● WHAT IS NEEDED:
Which lines in the data below contain the string "analysis"? Copy each of them in full.

Element and region data:
_____

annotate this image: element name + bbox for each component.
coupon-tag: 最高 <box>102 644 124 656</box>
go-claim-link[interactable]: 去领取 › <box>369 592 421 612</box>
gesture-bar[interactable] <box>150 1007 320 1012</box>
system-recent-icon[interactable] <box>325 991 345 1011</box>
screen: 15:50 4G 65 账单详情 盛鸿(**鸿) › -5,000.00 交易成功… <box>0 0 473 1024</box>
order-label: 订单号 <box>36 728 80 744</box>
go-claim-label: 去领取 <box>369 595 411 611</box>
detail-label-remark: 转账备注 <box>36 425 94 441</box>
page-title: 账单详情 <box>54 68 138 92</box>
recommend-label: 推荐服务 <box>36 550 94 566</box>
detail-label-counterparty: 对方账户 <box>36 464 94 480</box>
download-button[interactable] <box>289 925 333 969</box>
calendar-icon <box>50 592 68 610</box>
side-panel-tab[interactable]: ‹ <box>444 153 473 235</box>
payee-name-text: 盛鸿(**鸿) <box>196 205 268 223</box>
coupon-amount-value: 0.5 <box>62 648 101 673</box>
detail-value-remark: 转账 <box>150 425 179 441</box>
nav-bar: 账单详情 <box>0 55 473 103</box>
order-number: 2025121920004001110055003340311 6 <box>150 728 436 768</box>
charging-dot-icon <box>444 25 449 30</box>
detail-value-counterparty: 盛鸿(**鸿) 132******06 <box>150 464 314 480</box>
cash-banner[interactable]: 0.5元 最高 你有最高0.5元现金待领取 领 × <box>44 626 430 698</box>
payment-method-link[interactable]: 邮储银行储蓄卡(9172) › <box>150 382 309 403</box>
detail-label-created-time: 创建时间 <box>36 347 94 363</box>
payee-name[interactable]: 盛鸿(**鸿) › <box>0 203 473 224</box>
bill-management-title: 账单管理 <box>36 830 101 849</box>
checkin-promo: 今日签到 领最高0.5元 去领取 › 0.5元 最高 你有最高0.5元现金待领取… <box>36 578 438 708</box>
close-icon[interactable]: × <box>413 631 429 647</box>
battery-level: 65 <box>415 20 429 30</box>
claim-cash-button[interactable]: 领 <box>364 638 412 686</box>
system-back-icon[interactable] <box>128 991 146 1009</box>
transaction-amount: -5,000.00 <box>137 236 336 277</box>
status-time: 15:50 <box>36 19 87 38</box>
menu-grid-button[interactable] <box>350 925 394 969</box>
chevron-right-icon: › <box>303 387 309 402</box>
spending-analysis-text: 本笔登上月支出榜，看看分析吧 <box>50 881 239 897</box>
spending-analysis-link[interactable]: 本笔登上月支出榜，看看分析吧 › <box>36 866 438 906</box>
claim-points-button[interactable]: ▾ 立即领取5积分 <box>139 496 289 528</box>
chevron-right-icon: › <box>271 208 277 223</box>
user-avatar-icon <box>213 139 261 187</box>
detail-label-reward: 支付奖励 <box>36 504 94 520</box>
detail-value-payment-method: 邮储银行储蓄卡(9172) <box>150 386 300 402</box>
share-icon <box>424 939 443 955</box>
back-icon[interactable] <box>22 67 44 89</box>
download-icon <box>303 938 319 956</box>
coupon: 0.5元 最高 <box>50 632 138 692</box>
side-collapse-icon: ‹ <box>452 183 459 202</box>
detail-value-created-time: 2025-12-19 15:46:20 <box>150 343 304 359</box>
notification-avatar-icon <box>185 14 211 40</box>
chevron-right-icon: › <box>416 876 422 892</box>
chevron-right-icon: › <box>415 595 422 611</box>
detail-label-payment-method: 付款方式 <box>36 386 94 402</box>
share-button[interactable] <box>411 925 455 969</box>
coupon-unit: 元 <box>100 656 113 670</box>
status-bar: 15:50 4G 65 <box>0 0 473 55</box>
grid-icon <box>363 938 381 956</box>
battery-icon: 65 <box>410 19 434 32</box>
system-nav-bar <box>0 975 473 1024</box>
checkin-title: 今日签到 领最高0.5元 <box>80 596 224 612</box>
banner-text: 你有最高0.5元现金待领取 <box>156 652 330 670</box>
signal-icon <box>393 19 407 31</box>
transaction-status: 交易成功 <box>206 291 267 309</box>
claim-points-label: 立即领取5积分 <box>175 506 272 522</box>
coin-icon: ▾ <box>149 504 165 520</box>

_____

● THE RESULT:
spending-analysis-text: 本笔登上月支出榜，看看分析吧 <box>50 881 239 897</box>
spending-analysis-link[interactable]: 本笔登上月支出榜，看看分析吧 › <box>36 866 438 906</box>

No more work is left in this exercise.